# Job
Your task is to transcribe all the entries exactly, excluding pictures.
..............................
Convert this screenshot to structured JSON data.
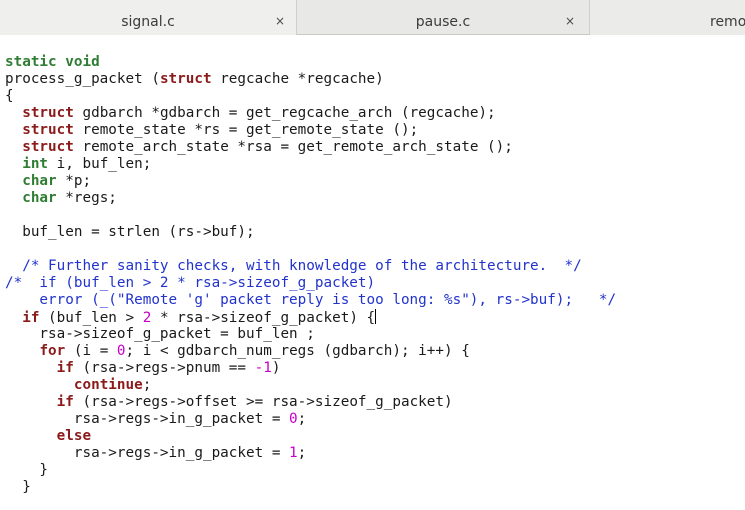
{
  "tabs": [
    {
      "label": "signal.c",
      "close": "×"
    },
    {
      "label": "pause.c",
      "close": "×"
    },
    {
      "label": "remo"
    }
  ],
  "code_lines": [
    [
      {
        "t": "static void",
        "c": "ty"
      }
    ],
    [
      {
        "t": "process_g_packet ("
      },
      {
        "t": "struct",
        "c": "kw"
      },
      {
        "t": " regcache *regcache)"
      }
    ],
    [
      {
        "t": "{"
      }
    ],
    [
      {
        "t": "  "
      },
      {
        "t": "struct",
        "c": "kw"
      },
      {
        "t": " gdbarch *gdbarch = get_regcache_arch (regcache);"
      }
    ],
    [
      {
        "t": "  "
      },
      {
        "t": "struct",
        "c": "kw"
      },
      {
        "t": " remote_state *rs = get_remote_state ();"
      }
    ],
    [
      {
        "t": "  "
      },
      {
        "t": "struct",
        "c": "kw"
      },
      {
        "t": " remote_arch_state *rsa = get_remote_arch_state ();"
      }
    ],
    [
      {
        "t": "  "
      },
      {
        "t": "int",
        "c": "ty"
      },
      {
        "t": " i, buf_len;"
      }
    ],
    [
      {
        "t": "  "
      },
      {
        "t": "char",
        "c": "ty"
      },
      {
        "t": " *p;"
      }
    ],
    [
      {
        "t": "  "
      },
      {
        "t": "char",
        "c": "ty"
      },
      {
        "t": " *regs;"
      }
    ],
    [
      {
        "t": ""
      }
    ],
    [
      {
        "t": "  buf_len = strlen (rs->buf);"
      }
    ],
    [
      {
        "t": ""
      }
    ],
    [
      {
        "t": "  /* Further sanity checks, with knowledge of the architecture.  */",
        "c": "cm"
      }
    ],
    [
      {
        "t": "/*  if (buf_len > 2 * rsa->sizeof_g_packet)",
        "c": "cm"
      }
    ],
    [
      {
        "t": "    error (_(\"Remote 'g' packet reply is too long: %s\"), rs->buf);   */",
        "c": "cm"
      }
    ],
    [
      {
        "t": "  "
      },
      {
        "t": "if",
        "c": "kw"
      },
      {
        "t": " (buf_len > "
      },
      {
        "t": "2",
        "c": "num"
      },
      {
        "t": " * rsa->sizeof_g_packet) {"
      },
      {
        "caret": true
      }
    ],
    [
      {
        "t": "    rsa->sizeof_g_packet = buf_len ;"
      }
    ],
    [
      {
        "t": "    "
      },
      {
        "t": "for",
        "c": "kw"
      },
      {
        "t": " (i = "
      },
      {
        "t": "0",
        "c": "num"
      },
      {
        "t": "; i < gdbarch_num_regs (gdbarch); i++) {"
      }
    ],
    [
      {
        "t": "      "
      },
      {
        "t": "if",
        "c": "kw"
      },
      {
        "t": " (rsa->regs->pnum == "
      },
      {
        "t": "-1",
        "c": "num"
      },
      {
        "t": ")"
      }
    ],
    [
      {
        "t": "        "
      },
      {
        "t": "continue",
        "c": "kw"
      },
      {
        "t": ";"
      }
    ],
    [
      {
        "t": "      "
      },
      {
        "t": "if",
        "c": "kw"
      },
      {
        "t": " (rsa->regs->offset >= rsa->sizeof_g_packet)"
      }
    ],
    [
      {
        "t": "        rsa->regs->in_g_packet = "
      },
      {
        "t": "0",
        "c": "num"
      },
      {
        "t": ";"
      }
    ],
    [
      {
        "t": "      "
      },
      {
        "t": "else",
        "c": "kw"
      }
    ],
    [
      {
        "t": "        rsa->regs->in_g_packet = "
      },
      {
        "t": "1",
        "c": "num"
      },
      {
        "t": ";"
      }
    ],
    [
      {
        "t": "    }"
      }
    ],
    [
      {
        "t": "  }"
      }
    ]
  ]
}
..............................
# Written solution
Convert this screenshot to structured JSON data.
{
  "tabs": [
    {
      "label": "signal.c",
      "close": "×"
    },
    {
      "label": "pause.c",
      "close": "×"
    },
    {
      "label": "remo"
    }
  ],
  "code_lines": [
    [
      {
        "t": "static void",
        "c": "ty"
      }
    ],
    [
      {
        "t": "process_g_packet ("
      },
      {
        "t": "struct",
        "c": "kw"
      },
      {
        "t": " regcache *regcache)"
      }
    ],
    [
      {
        "t": "{"
      }
    ],
    [
      {
        "t": "  "
      },
      {
        "t": "struct",
        "c": "kw"
      },
      {
        "t": " gdbarch *gdbarch = get_regcache_arch (regcache);"
      }
    ],
    [
      {
        "t": "  "
      },
      {
        "t": "struct",
        "c": "kw"
      },
      {
        "t": " remote_state *rs = get_remote_state ();"
      }
    ],
    [
      {
        "t": "  "
      },
      {
        "t": "struct",
        "c": "kw"
      },
      {
        "t": " remote_arch_state *rsa = get_remote_arch_state ();"
      }
    ],
    [
      {
        "t": "  "
      },
      {
        "t": "int",
        "c": "ty"
      },
      {
        "t": " i, buf_len;"
      }
    ],
    [
      {
        "t": "  "
      },
      {
        "t": "char",
        "c": "ty"
      },
      {
        "t": " *p;"
      }
    ],
    [
      {
        "t": "  "
      },
      {
        "t": "char",
        "c": "ty"
      },
      {
        "t": " *regs;"
      }
    ],
    [
      {
        "t": ""
      }
    ],
    [
      {
        "t": "  buf_len = strlen (rs->buf);"
      }
    ],
    [
      {
        "t": ""
      }
    ],
    [
      {
        "t": "  /* Further sanity checks, with knowledge of the architecture.  */",
        "c": "cm"
      }
    ],
    [
      {
        "t": "/*  if (buf_len > 2 * rsa->sizeof_g_packet)",
        "c": "cm"
      }
    ],
    [
      {
        "t": "    error (_(\"Remote 'g' packet reply is too long: %s\"), rs->buf);   */",
        "c": "cm"
      }
    ],
    [
      {
        "t": "  "
      },
      {
        "t": "if",
        "c": "kw"
      },
      {
        "t": " (buf_len > "
      },
      {
        "t": "2",
        "c": "num"
      },
      {
        "t": " * rsa->sizeof_g_packet) {"
      },
      {
        "caret": true
      }
    ],
    [
      {
        "t": "    rsa->sizeof_g_packet = buf_len ;"
      }
    ],
    [
      {
        "t": "    "
      },
      {
        "t": "for",
        "c": "kw"
      },
      {
        "t": " (i = "
      },
      {
        "t": "0",
        "c": "num"
      },
      {
        "t": "; i < gdbarch_num_regs (gdbarch); i++) {"
      }
    ],
    [
      {
        "t": "      "
      },
      {
        "t": "if",
        "c": "kw"
      },
      {
        "t": " (rsa->regs->pnum == "
      },
      {
        "t": "-1",
        "c": "num"
      },
      {
        "t": ")"
      }
    ],
    [
      {
        "t": "        "
      },
      {
        "t": "continue",
        "c": "kw"
      },
      {
        "t": ";"
      }
    ],
    [
      {
        "t": "      "
      },
      {
        "t": "if",
        "c": "kw"
      },
      {
        "t": " (rsa->regs->offset >= rsa->sizeof_g_packet)"
      }
    ],
    [
      {
        "t": "        rsa->regs->in_g_packet = "
      },
      {
        "t": "0",
        "c": "num"
      },
      {
        "t": ";"
      }
    ],
    [
      {
        "t": "      "
      },
      {
        "t": "else",
        "c": "kw"
      }
    ],
    [
      {
        "t": "        rsa->regs->in_g_packet = "
      },
      {
        "t": "1",
        "c": "num"
      },
      {
        "t": ";"
      }
    ],
    [
      {
        "t": "    }"
      }
    ],
    [
      {
        "t": "  }"
      }
    ]
  ]
}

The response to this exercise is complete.